Collected data entries:
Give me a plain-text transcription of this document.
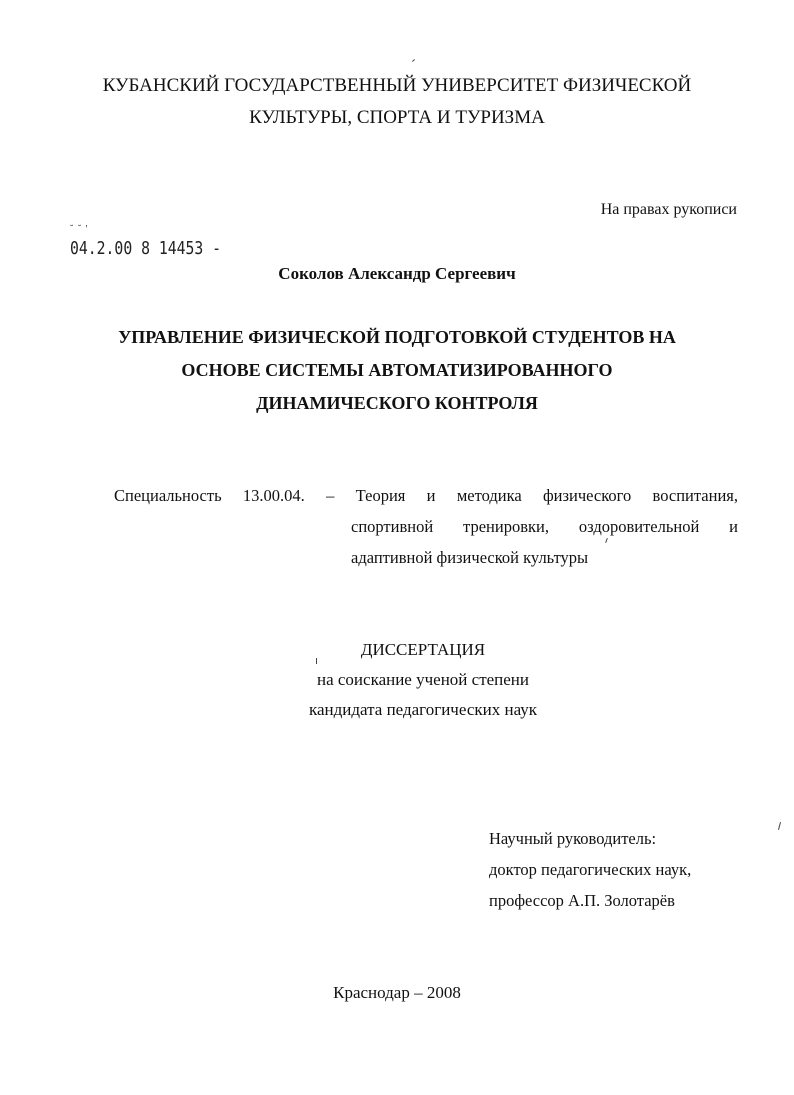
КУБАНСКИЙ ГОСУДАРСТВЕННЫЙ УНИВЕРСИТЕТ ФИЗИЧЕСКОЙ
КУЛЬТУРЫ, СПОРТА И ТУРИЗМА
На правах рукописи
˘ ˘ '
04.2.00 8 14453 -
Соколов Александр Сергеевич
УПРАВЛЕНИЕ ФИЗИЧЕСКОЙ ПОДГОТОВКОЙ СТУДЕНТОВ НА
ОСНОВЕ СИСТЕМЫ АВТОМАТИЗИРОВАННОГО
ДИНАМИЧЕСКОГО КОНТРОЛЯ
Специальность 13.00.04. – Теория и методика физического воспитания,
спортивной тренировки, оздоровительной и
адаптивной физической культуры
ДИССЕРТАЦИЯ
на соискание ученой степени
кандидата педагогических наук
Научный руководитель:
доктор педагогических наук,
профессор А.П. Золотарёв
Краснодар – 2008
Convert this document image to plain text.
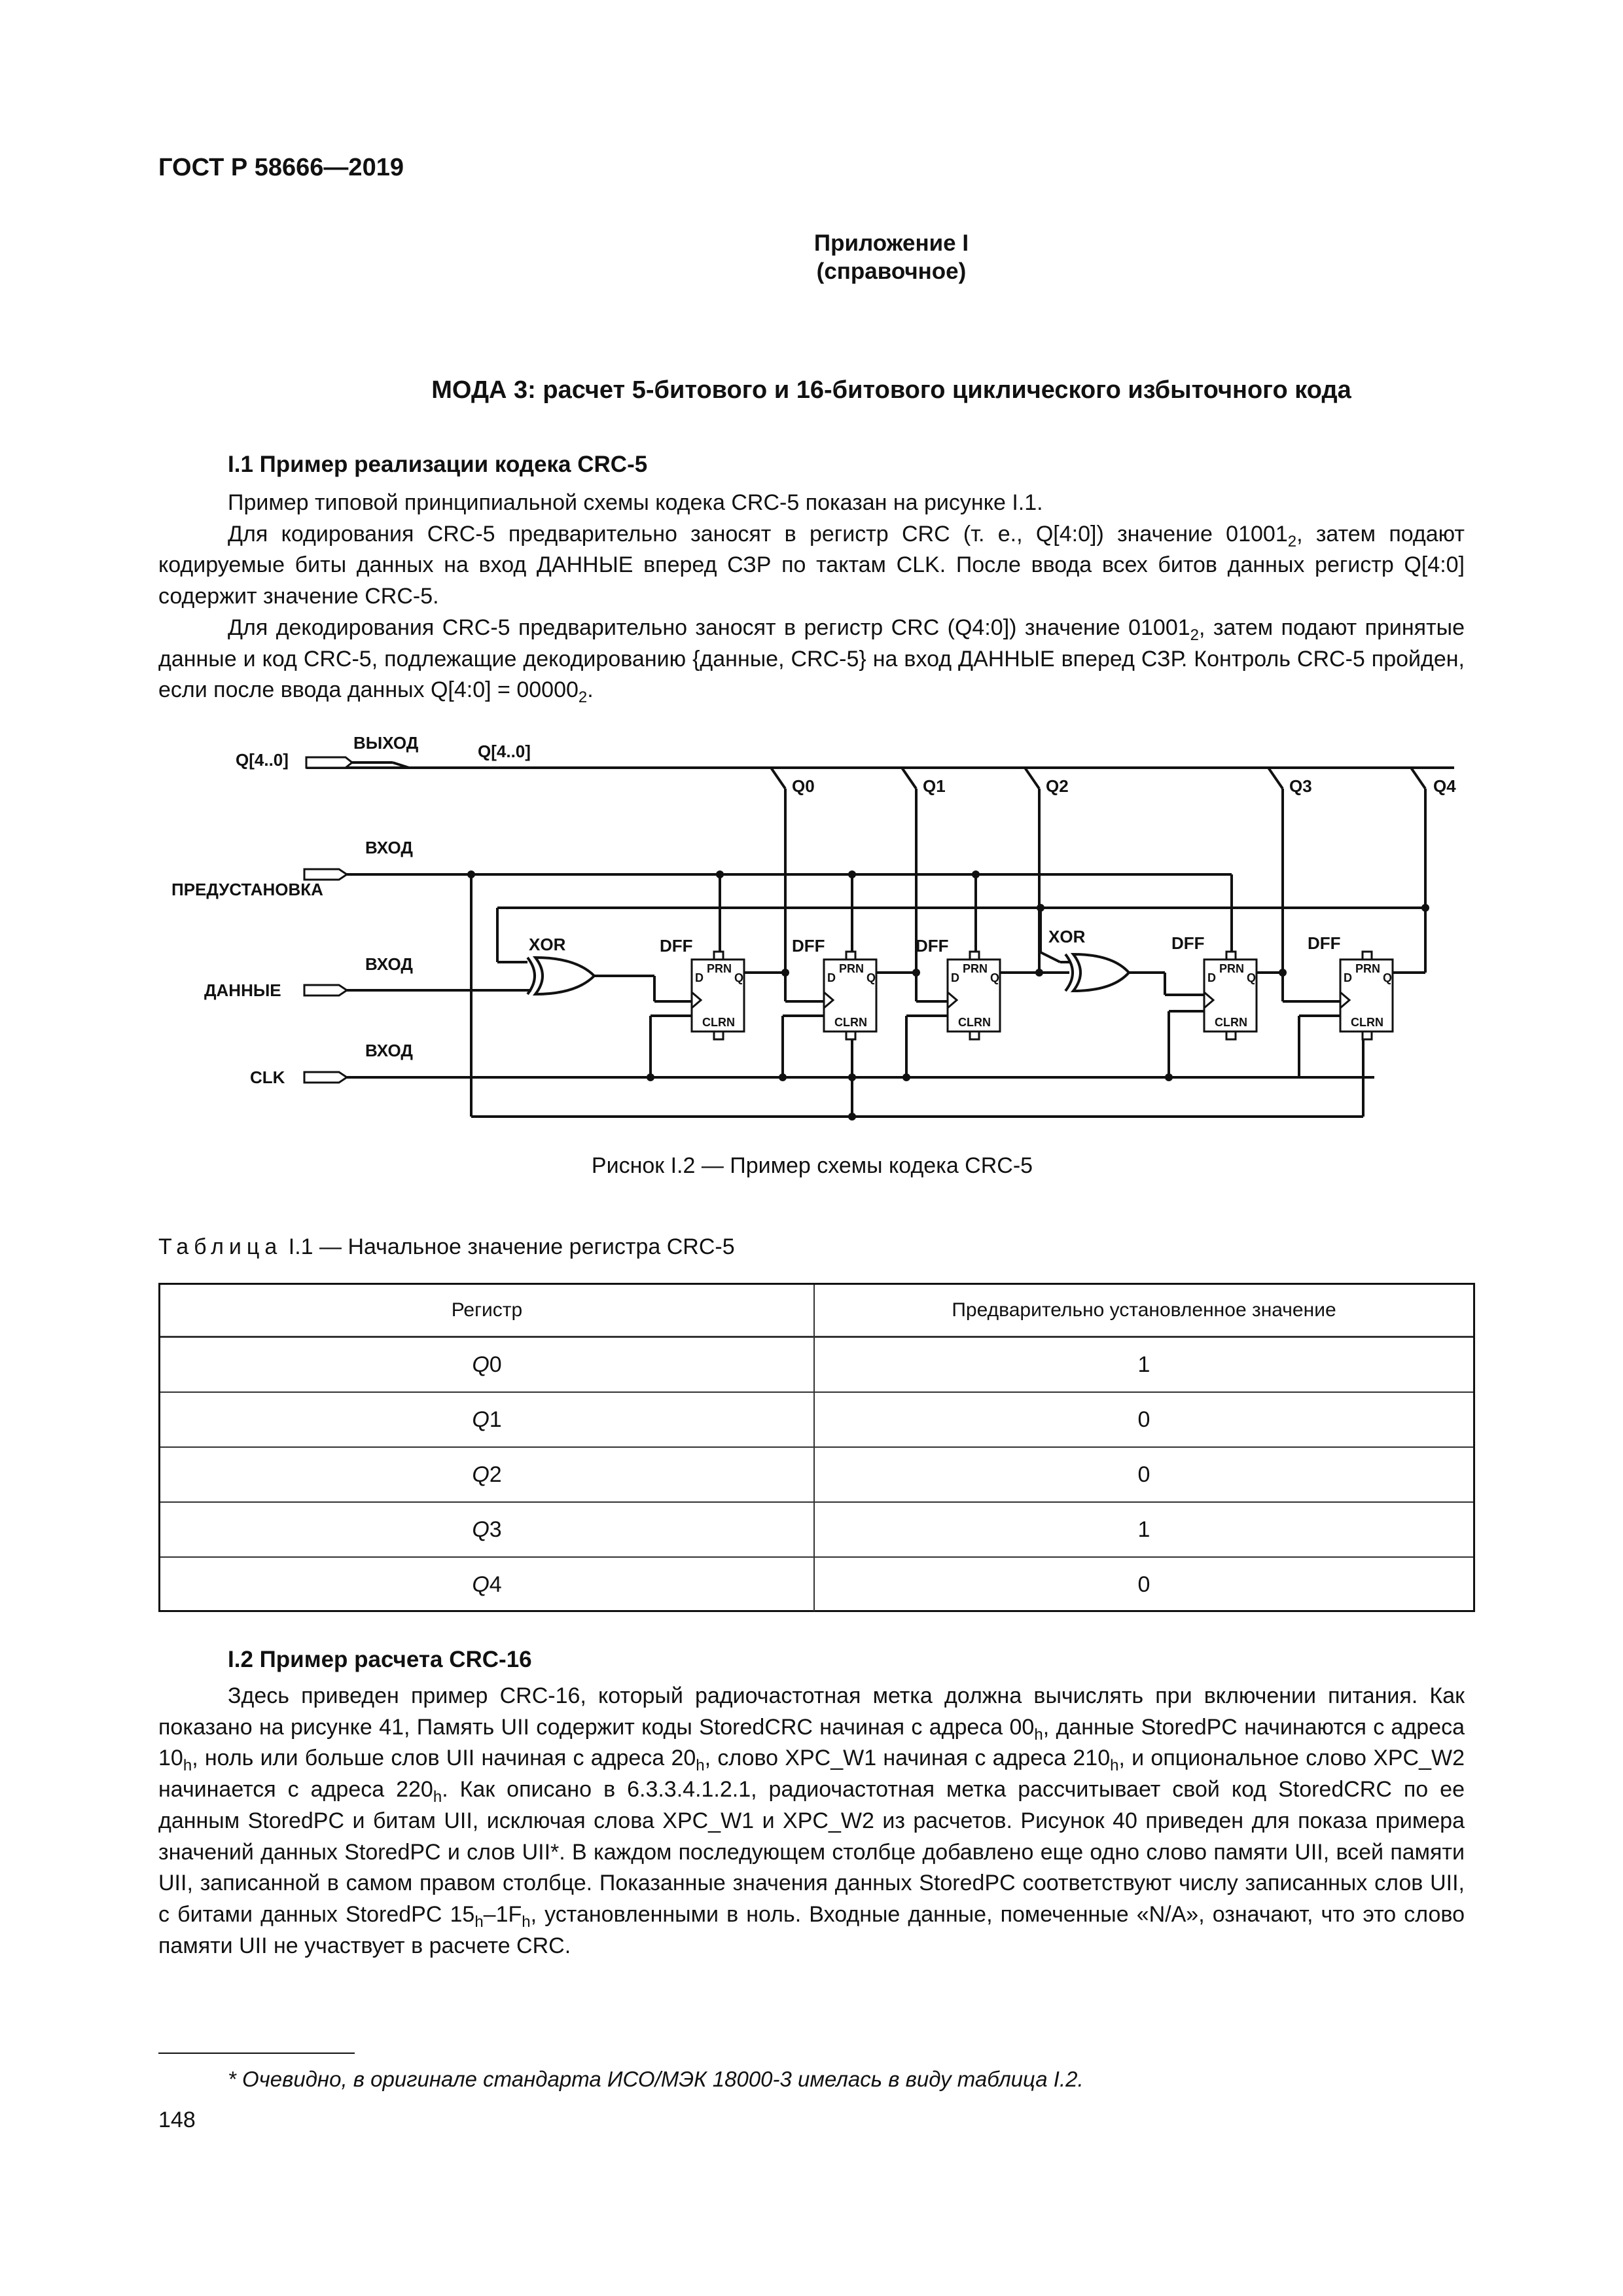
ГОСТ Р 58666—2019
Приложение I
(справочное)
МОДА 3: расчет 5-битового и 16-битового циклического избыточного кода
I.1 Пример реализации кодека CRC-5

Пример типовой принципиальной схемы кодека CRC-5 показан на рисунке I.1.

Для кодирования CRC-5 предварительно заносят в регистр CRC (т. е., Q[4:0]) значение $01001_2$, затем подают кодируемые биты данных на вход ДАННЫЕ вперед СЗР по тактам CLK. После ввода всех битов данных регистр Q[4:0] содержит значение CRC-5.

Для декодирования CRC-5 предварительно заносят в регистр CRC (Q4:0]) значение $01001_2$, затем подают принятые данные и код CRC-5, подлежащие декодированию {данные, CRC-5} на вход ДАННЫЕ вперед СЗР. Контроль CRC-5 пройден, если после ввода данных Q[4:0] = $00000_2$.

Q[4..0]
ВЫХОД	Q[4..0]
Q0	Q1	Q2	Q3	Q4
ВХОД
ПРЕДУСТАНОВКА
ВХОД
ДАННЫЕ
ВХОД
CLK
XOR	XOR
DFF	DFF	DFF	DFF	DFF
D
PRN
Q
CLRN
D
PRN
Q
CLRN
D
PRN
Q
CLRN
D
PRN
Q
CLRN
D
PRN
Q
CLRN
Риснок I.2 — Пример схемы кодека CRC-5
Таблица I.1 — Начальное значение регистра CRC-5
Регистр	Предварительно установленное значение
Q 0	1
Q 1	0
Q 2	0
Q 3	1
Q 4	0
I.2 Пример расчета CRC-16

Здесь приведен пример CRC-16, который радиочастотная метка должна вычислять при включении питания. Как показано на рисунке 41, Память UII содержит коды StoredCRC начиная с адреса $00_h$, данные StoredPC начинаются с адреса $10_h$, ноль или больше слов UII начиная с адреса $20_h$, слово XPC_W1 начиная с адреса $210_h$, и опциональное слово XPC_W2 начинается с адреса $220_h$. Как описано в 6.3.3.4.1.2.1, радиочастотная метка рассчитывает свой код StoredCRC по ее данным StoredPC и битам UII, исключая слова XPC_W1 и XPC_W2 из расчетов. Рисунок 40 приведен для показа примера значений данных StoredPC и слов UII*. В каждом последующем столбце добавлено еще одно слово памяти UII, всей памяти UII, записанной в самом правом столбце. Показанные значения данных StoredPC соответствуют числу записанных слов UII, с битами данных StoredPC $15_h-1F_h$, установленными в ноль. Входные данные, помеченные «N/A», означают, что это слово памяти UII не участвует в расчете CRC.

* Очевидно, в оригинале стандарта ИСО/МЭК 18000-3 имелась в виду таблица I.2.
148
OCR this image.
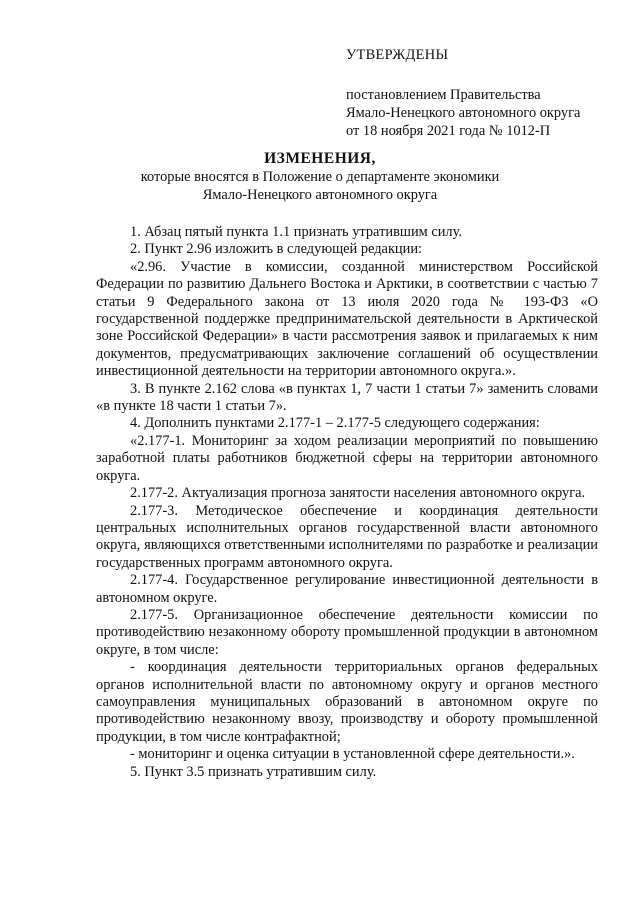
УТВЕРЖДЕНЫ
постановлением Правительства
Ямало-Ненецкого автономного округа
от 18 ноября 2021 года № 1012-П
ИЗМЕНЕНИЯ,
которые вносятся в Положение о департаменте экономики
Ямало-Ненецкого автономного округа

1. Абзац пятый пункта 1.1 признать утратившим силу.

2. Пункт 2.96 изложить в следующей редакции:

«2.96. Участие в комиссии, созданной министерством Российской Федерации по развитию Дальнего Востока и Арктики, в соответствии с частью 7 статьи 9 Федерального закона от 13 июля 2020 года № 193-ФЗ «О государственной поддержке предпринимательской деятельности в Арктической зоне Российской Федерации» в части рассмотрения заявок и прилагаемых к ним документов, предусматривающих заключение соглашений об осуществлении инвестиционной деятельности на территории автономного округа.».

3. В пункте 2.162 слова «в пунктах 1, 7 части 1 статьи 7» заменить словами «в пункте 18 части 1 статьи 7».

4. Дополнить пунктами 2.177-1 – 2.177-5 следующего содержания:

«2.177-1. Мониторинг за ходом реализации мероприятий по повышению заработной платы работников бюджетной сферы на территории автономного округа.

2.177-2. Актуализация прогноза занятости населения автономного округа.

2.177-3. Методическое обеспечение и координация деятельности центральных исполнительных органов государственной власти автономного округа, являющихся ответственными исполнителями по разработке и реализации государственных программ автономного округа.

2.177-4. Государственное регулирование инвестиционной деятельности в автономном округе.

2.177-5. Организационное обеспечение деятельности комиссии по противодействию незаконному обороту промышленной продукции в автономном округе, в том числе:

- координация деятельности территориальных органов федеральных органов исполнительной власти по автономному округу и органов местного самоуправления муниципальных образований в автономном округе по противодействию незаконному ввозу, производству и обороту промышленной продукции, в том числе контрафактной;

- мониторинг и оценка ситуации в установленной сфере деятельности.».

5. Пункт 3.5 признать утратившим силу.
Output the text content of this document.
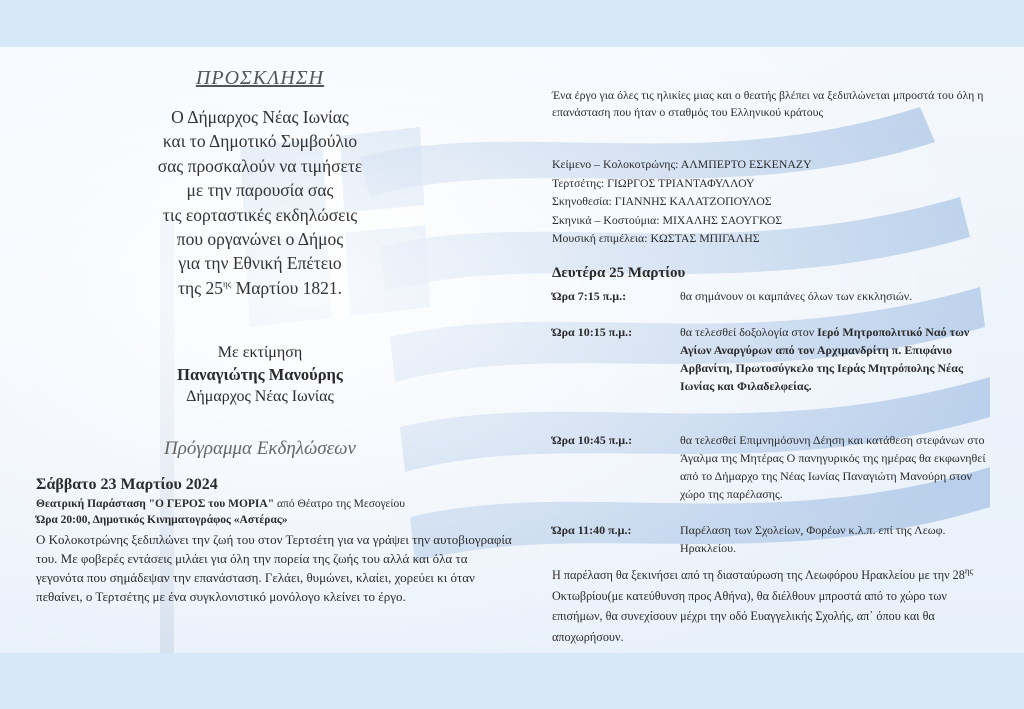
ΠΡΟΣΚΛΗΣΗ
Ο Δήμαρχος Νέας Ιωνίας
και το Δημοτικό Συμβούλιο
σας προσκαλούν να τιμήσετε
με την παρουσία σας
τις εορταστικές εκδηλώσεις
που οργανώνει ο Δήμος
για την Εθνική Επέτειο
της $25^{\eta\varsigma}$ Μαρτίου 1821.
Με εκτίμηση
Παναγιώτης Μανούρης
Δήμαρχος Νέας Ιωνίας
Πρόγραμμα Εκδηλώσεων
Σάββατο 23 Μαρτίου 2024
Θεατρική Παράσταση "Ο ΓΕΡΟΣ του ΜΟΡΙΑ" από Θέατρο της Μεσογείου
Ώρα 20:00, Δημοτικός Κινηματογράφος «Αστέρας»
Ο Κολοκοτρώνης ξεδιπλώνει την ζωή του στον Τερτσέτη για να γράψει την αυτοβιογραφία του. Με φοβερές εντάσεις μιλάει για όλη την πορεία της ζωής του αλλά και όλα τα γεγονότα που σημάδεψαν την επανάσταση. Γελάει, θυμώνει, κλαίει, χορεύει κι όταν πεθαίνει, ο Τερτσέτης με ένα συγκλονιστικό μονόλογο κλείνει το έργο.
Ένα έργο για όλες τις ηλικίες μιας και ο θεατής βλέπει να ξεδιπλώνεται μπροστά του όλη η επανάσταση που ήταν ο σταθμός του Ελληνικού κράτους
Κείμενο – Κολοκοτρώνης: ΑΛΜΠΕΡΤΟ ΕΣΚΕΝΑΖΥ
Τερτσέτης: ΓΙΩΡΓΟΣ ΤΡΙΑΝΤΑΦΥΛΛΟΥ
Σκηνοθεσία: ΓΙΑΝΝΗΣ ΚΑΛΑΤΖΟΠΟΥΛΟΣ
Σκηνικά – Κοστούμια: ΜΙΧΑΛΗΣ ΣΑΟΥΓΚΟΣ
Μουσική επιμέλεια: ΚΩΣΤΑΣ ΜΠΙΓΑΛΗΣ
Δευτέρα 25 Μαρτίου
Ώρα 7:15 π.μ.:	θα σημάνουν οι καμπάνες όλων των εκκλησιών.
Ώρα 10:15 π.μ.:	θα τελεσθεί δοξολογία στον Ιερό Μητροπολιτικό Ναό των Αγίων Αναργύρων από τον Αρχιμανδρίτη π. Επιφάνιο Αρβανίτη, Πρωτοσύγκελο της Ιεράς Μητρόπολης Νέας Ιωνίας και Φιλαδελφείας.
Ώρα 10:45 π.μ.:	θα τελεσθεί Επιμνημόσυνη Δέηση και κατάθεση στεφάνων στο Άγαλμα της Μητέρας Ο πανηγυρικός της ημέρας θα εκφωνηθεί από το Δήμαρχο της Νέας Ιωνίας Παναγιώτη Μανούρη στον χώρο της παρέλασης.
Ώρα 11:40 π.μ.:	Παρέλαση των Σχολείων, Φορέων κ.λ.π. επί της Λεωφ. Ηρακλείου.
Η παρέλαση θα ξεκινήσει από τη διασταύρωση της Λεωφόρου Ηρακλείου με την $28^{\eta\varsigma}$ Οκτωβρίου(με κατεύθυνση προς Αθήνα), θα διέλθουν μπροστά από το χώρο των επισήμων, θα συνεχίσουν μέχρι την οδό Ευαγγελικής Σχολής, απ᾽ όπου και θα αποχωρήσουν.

Exercise instructions: Quote exactly the lines from the one that contains "Output the text content of this document." through the end of the listing above, both ends included, leaving out the pictures.

Output of the exercise:
Output the text content of this document.
ΠΡΟΣΚΛΗΣΗ
Ο Δήμαρχος Νέας Ιωνίας
και το Δημοτικό Συμβούλιο
σας προσκαλούν να τιμήσετε
με την παρουσία σας
τις εορταστικές εκδηλώσεις
που οργανώνει ο Δήμος
για την Εθνική Επέτειο
της $25^{\eta\varsigma}$ Μαρτίου 1821.
Με εκτίμηση
Παναγιώτης Μανούρης
Δήμαρχος Νέας Ιωνίας
Πρόγραμμα Εκδηλώσεων
Σάββατο 23 Μαρτίου 2024
Θεατρική Παράσταση "Ο ΓΕΡΟΣ του ΜΟΡΙΑ" από Θέατρο της Μεσογείου
Ώρα 20:00, Δημοτικός Κινηματογράφος «Αστέρας»
Ο Κολοκοτρώνης ξεδιπλώνει την ζωή του στον Τερτσέτη για να γράψει την αυτοβιογραφία του. Με φοβερές εντάσεις μιλάει για όλη την πορεία της ζωής του αλλά και όλα τα γεγονότα που σημάδεψαν την επανάσταση. Γελάει, θυμώνει, κλαίει, χορεύει κι όταν πεθαίνει, ο Τερτσέτης με ένα συγκλονιστικό μονόλογο κλείνει το έργο.
Ένα έργο για όλες τις ηλικίες μιας και ο θεατής βλέπει να ξεδιπλώνεται μπροστά του όλη η επανάσταση που ήταν ο σταθμός του Ελληνικού κράτους
Κείμενο – Κολοκοτρώνης: ΑΛΜΠΕΡΤΟ ΕΣΚΕΝΑΖΥ
Τερτσέτης: ΓΙΩΡΓΟΣ ΤΡΙΑΝΤΑΦΥΛΛΟΥ
Σκηνοθεσία: ΓΙΑΝΝΗΣ ΚΑΛΑΤΖΟΠΟΥΛΟΣ
Σκηνικά – Κοστούμια: ΜΙΧΑΛΗΣ ΣΑΟΥΓΚΟΣ
Μουσική επιμέλεια: ΚΩΣΤΑΣ ΜΠΙΓΑΛΗΣ
Δευτέρα 25 Μαρτίου
Ώρα 7:15 π.μ.:	θα σημάνουν οι καμπάνες όλων των εκκλησιών.
Ώρα 10:15 π.μ.:	θα τελεσθεί δοξολογία στον Ιερό Μητροπολιτικό Ναό των Αγίων Αναργύρων από τον Αρχιμανδρίτη π. Επιφάνιο Αρβανίτη, Πρωτοσύγκελο της Ιεράς Μητρόπολης Νέας Ιωνίας και Φιλαδελφείας.
Ώρα 10:45 π.μ.:	θα τελεσθεί Επιμνημόσυνη Δέηση και κατάθεση στεφάνων στο Άγαλμα της Μητέρας Ο πανηγυρικός της ημέρας θα εκφωνηθεί από το Δήμαρχο της Νέας Ιωνίας Παναγιώτη Μανούρη στον χώρο της παρέλασης.
Ώρα 11:40 π.μ.:	Παρέλαση των Σχολείων, Φορέων κ.λ.π. επί της Λεωφ. Ηρακλείου.
Η παρέλαση θα ξεκινήσει από τη διασταύρωση της Λεωφόρου Ηρακλείου με την $28^{\eta\varsigma}$ Οκτωβρίου(με κατεύθυνση προς Αθήνα), θα διέλθουν μπροστά από το χώρο των επισήμων, θα συνεχίσουν μέχρι την οδό Ευαγγελικής Σχολής, απ᾽ όπου και θα αποχωρήσουν.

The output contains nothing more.